> Parts of the exercise
1. In the discussion thread, which sig-node meeting does resouer suggest catching to give more inputs?
2. Quote the discussion thread word for word, beginning at the words "Update on this" and stopping after "during the discussion.".

Let me know if you want me to investigate any further.

resouer commented 5 years ago

@kow3ns The discussion makes more sense to me if maybe we can define a full description of containers sequence in Pod spec (sig-app), and how to handle the sequence in kubelet for start, restart and cascading consideration (sig-node). Let's catch the Feb 5 sig-node meeting to give more inputs.

cc @Joseph-Irving

luksa commented 5 years ago

The proposal says that sidecars only run after the init containers run. But what if the use-case requires the sidecar to run while/before the init containers run. For example, if you'd like route the pod's traffic through a proxy running as a sidecar (as in Istio), you probably want that proxy to be in place while the init containers run in case the init container itself does network calls.

Joseph-Irving commented 5 years ago

@luksa I think there's the possibility of looking at having sidecars that run in init phase at some point but currently the proposal is not going to cover that use case. There is currently no way to have concurrent containers running in the init phase so that would be potentially a much larger/messier change than what is being suggested here.

Joseph-Irving commented 5 years ago

Update on this KEP: I've spoken to both @derekwaynecarr and @dchen1107 from sig-node about this and they did not express any major concerns about the proposal. I will raise a PR to the KEP adding some initial notes around implementation details and clarifying a few points that came up during the discussion.

We still need to agree on the API, it seems there is consensus that a simple way of marking containers as sidecars is prefered over more in depth ordering flags. Having a bool is somewhat limiting though so perhaps something more along the lines of containerLifecycle: Sidecar would be preferable so that we have the option of expanding in the future.

luksa commented 5 years ago

@Joseph-Irving Actually, neither the boolean nor the containerLifecycle: Sidecar are appropriate for proper future extensibility. Instead, containerLifecycle should be an object, just like deployment.spec.strategy, with type: Sidecar. This would allow us to then introduce additional fields. For the "sidecar for the whole lifetime of the pod" solution, it would be expressed along these lines:

containerLifecycle: 
  type: Sidecar
  sidecar:
    scope: CompletePodLifetime

as opposed to

containerLifecycle: 
  type: Sidecar
  sidecar:
    scope: AfterInit

Please forgive my bad naming - I hope the names convey the idea.

But there is one problem with the approach where we introduce containerLifecycle to pod.spec.containers. Namely, it's wrong to have sidecars that run parallel to init containers specified under pod.spec.containers. So if you really want to be able to extend this to init containers eventually, you should find an alternative solution - one that would allow you to mark containers as sidecars at a higher level - i.e. not under pod.spec.containers or pod.spec.initContainers, but something like pod.spec.sidecarContainers, which I believe you already discussed, but dismissed. The init containers problem definitely calls for a solution along these lines.

Joseph-Irving commented 5 years ago

@luksa You could also solve the init problem by just allowing an init container to be marked as a sidecar and have that run alongside the init containers. As I understand it, the problem is that init containers sometimes need sidecars, which is different from needing a container that runs for the entire lifetime of the pod.

> Record excerpts
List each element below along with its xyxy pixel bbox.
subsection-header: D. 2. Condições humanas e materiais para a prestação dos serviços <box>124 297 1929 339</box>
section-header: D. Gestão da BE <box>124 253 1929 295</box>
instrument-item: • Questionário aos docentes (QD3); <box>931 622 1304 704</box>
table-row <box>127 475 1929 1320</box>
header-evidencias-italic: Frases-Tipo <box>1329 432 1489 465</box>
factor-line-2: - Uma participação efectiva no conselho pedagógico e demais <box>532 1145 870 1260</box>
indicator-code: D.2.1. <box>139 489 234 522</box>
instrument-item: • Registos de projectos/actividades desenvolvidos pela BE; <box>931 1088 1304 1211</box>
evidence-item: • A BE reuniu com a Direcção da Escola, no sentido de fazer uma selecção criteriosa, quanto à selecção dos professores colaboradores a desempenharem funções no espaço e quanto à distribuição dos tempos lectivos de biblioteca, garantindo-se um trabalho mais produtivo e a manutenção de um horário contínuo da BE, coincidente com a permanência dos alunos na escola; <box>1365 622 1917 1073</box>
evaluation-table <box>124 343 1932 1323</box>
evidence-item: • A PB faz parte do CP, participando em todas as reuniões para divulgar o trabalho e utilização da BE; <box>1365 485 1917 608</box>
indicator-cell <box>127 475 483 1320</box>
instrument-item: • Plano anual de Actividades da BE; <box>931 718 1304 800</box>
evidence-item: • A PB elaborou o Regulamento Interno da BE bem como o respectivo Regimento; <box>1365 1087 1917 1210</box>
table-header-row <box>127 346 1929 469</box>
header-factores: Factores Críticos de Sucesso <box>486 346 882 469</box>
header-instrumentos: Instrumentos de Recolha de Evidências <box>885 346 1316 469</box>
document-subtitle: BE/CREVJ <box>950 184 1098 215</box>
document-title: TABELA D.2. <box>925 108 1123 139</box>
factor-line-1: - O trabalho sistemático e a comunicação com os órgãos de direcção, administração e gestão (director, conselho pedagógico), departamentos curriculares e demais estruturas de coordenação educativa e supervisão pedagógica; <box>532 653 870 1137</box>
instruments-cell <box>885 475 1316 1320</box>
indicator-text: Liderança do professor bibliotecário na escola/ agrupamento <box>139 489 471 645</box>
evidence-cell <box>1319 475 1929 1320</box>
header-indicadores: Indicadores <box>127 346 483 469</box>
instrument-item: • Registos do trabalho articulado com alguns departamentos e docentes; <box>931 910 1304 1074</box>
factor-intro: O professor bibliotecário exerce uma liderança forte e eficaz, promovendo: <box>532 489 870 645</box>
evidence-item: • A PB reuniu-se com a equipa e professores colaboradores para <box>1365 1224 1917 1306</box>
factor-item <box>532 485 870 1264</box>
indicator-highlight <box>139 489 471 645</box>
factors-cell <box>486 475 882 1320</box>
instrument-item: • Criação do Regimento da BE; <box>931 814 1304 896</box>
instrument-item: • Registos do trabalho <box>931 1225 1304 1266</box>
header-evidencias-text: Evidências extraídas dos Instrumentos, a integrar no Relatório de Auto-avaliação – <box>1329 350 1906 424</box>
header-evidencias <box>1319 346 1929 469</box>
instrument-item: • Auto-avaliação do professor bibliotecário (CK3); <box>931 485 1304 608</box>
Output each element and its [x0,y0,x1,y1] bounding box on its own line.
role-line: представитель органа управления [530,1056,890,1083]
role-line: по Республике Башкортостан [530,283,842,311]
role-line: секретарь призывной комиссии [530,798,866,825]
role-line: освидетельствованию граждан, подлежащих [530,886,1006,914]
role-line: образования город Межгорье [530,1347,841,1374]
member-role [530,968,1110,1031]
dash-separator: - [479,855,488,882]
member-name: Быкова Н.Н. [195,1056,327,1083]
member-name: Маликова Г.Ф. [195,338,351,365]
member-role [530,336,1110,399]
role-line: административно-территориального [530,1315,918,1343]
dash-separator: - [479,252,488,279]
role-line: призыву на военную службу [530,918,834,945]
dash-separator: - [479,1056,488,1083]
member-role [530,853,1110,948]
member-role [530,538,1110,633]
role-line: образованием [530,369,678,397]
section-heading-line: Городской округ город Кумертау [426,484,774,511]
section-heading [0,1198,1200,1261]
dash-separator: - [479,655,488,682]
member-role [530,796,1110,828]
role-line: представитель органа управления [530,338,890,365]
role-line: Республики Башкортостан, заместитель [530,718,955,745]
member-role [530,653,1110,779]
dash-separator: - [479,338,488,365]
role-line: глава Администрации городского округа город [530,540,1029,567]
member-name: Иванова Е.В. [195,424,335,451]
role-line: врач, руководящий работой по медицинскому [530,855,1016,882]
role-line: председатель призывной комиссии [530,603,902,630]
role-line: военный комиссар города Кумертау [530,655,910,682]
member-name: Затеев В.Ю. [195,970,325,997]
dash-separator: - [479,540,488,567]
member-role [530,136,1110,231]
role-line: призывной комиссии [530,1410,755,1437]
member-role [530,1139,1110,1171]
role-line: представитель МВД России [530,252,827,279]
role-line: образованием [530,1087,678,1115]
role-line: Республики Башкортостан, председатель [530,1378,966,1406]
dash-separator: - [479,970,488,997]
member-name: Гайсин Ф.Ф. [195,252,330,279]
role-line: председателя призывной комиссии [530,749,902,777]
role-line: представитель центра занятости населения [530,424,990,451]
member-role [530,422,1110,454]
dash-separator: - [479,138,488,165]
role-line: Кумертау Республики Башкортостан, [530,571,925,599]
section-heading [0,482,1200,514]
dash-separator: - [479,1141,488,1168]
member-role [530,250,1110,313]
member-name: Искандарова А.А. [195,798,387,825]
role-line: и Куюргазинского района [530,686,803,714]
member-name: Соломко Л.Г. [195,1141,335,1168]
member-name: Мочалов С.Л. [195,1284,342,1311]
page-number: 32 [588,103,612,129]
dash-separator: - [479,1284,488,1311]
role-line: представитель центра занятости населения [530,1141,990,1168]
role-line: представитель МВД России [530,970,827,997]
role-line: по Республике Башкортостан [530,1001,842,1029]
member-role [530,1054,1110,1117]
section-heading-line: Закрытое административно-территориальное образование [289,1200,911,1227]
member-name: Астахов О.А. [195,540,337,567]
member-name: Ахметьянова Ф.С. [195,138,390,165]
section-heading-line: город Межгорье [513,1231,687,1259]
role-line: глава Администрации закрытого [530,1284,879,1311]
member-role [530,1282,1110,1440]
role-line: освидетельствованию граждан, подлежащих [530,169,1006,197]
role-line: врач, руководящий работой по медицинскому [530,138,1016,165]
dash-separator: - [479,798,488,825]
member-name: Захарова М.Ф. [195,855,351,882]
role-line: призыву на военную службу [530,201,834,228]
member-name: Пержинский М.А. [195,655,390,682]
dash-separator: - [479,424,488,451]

> Complete answers
1. The Feb 5 sig-node meeting.

2.
Update on this KEP: I've spoken to both @derekwaynecarr and @dchen1107 from sig-node about this and they did not express any major concerns about the proposal. I will raise a PR to the KEP adding some initial notes around implementation details and clarifying a few points that came up during the discussion.